> **Exercise details**
Pick out every line in the records below that contains the string "icon" and copy each one.

++++++++

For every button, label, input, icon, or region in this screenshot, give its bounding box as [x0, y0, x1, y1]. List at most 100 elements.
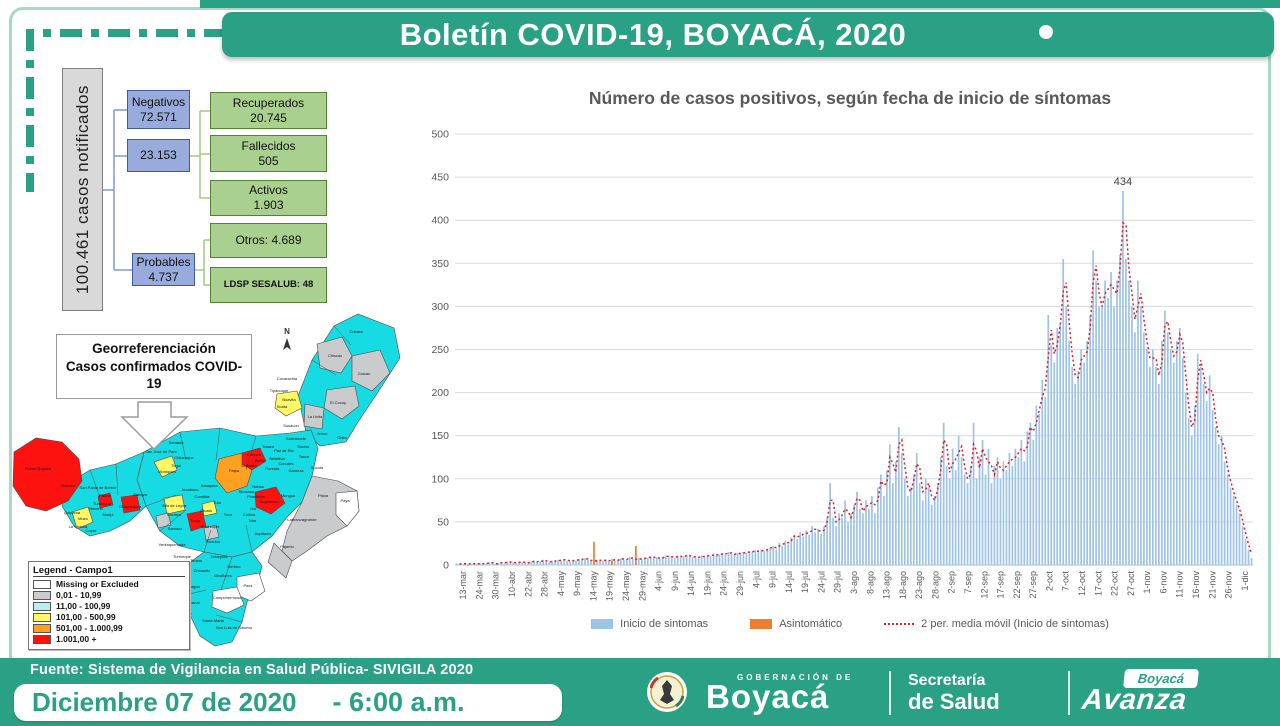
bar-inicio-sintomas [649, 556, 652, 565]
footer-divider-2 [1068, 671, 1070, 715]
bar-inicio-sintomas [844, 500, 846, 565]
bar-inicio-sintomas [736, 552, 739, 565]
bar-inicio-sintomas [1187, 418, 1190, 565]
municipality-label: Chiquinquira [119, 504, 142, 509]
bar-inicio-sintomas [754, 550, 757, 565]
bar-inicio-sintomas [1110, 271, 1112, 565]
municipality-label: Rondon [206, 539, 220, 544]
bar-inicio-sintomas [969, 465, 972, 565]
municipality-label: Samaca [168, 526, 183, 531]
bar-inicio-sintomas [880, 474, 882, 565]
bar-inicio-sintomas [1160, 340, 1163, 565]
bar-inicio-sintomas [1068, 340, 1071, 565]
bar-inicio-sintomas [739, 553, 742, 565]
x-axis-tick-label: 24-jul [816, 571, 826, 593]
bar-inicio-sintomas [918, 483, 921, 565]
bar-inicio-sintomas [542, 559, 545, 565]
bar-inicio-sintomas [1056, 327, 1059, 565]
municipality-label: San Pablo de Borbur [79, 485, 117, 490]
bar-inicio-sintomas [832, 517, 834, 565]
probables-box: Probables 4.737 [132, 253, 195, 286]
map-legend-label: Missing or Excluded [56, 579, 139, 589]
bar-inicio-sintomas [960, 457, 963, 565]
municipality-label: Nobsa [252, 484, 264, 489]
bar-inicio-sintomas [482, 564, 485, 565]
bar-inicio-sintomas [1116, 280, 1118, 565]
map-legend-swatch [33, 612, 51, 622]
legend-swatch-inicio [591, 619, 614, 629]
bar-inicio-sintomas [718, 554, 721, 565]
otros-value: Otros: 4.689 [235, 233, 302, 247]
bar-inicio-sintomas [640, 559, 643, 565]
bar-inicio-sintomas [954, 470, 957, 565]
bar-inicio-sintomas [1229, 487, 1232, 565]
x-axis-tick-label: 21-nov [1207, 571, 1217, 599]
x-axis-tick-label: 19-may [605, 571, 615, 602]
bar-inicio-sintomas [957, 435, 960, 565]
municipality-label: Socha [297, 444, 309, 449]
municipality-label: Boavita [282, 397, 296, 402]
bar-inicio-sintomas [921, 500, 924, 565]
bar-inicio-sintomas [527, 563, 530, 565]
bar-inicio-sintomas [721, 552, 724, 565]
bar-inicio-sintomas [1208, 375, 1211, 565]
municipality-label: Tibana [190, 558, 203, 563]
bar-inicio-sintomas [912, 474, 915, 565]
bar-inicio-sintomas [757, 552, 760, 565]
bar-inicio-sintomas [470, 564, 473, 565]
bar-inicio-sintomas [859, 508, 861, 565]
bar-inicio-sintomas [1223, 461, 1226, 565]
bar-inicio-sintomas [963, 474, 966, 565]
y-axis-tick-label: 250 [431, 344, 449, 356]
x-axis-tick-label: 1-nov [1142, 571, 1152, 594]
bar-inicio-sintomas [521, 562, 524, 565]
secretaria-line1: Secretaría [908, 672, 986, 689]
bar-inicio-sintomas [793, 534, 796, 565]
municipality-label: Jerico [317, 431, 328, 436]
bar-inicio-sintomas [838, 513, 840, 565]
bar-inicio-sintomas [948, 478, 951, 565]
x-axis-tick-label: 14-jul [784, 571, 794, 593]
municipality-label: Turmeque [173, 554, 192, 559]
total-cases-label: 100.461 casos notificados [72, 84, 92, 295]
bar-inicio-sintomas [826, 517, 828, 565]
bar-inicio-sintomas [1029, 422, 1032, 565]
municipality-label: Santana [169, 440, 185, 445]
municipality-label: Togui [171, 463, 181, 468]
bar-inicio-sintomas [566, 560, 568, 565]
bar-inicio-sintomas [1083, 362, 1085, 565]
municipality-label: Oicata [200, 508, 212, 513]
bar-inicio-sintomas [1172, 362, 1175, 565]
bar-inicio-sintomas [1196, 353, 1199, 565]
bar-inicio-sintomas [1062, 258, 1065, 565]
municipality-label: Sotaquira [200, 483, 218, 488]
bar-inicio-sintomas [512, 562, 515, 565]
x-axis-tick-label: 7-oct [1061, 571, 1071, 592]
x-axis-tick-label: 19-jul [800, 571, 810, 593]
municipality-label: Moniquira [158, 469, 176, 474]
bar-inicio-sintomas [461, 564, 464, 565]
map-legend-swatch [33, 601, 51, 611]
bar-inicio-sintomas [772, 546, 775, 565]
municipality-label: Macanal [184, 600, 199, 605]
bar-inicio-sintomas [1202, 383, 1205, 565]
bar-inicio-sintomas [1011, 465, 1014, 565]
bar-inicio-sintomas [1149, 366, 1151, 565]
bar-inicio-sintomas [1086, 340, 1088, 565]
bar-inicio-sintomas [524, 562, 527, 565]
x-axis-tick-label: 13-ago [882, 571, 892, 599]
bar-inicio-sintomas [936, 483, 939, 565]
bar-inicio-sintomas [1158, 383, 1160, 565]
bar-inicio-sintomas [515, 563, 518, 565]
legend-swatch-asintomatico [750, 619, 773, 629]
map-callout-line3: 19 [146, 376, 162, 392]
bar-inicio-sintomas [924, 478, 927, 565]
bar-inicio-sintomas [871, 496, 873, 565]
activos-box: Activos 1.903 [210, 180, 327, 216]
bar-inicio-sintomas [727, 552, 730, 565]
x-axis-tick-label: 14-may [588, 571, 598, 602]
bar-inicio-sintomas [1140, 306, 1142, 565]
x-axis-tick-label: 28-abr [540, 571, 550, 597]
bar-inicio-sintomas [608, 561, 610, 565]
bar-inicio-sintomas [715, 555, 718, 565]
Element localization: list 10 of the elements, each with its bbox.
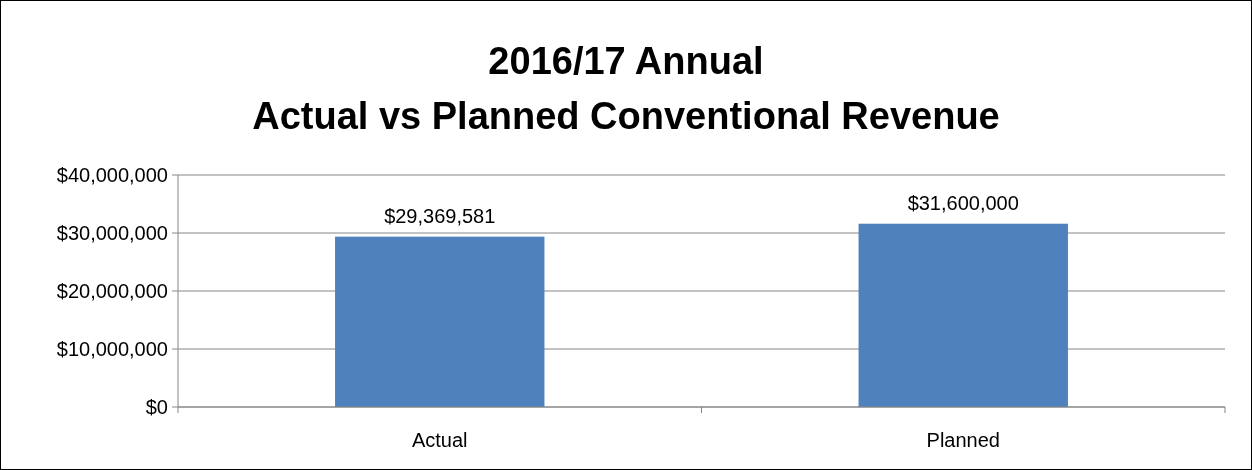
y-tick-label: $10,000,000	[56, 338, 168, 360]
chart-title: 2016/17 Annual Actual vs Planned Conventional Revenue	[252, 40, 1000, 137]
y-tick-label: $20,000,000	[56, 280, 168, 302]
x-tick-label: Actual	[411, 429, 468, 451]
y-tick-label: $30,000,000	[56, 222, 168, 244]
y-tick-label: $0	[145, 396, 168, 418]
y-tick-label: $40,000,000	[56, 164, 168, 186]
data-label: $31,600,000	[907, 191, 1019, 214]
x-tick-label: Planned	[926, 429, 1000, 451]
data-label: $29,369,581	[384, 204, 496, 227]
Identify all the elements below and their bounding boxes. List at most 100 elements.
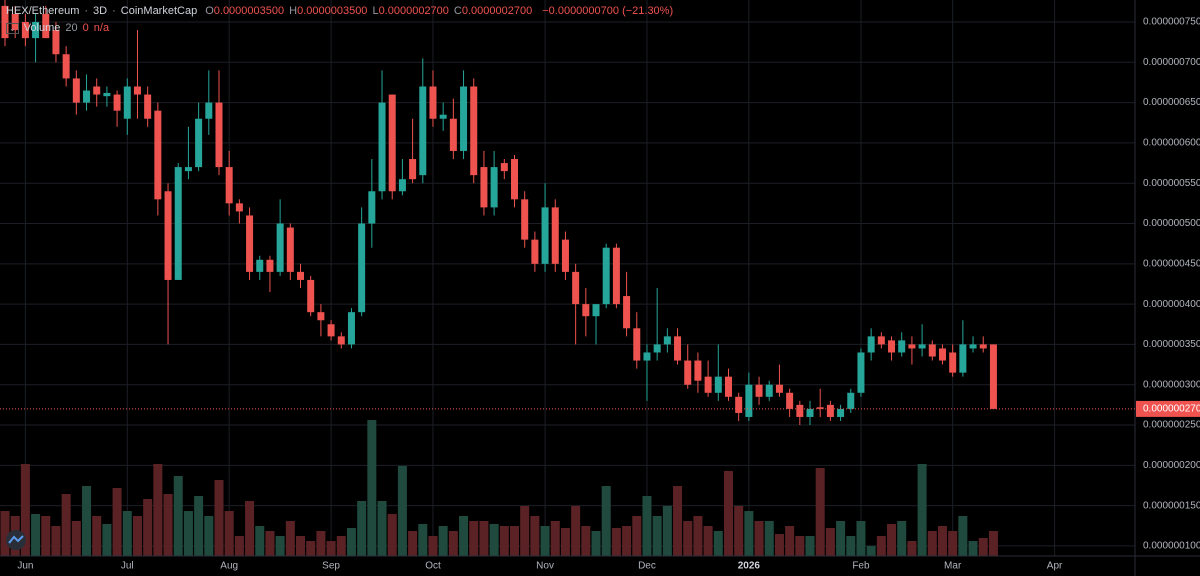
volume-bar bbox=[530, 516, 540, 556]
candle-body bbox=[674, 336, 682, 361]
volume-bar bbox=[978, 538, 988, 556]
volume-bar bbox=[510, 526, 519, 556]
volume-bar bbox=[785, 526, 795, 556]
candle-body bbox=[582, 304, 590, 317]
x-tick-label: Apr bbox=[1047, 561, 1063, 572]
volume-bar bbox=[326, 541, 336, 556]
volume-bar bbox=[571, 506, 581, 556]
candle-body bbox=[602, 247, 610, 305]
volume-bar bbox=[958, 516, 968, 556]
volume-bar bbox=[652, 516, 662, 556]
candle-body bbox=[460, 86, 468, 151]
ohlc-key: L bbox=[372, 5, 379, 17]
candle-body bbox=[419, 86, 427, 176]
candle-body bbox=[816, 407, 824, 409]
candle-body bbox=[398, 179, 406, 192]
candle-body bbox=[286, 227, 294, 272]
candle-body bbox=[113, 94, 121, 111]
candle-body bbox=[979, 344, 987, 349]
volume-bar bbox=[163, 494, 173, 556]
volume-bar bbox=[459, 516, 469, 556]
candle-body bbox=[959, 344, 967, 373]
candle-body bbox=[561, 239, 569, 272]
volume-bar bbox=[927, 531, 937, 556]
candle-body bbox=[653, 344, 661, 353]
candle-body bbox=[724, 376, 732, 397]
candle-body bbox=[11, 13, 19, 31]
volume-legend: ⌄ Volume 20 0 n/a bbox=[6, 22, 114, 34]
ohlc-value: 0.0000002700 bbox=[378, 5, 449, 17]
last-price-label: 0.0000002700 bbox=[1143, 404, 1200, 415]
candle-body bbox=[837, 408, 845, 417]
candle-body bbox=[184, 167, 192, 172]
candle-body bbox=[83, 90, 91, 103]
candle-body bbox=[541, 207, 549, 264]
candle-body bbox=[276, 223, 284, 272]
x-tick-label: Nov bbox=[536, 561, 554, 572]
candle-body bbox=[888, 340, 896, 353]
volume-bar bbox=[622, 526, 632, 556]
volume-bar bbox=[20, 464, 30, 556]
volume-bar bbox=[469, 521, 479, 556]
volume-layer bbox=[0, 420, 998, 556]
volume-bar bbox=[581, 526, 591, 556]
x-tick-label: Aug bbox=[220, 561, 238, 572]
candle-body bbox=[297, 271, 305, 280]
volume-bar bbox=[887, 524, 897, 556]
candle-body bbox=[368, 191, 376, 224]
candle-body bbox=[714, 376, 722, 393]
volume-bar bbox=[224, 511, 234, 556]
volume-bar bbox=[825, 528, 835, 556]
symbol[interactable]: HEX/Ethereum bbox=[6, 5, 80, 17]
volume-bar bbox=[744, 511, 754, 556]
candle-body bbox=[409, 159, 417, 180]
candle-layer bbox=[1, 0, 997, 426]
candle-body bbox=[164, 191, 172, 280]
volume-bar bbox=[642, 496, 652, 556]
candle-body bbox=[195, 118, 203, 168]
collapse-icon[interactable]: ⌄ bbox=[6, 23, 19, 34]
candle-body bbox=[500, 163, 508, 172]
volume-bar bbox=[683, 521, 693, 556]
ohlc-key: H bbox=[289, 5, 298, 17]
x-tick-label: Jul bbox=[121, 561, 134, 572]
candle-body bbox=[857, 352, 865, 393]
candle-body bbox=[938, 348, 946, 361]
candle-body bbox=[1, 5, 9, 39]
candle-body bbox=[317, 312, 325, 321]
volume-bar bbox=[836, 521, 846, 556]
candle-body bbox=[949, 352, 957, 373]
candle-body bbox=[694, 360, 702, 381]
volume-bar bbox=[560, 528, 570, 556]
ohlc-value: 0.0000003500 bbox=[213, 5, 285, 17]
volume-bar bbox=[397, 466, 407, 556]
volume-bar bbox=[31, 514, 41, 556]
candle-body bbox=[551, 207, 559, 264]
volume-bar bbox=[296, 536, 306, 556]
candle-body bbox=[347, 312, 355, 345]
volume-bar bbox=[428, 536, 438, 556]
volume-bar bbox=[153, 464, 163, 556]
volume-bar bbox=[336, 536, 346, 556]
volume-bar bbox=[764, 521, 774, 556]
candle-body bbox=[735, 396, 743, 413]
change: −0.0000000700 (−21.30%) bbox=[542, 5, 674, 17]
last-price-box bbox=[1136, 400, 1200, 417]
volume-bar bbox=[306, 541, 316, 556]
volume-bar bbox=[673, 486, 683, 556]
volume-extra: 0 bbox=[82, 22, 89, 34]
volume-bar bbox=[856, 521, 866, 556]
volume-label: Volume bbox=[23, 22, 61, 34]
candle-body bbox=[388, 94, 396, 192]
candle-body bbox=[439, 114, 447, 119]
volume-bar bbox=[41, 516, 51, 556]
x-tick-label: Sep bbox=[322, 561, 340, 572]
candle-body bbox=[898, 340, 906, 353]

++++++++

> **The reply**
For every button, label, input, icon, or region in this screenshot, give its bounding box as [x0, y0, x1, y1]. List at most 100 elements.
collapse-icon[interactable]: ⌄ bbox=[6, 23, 19, 34]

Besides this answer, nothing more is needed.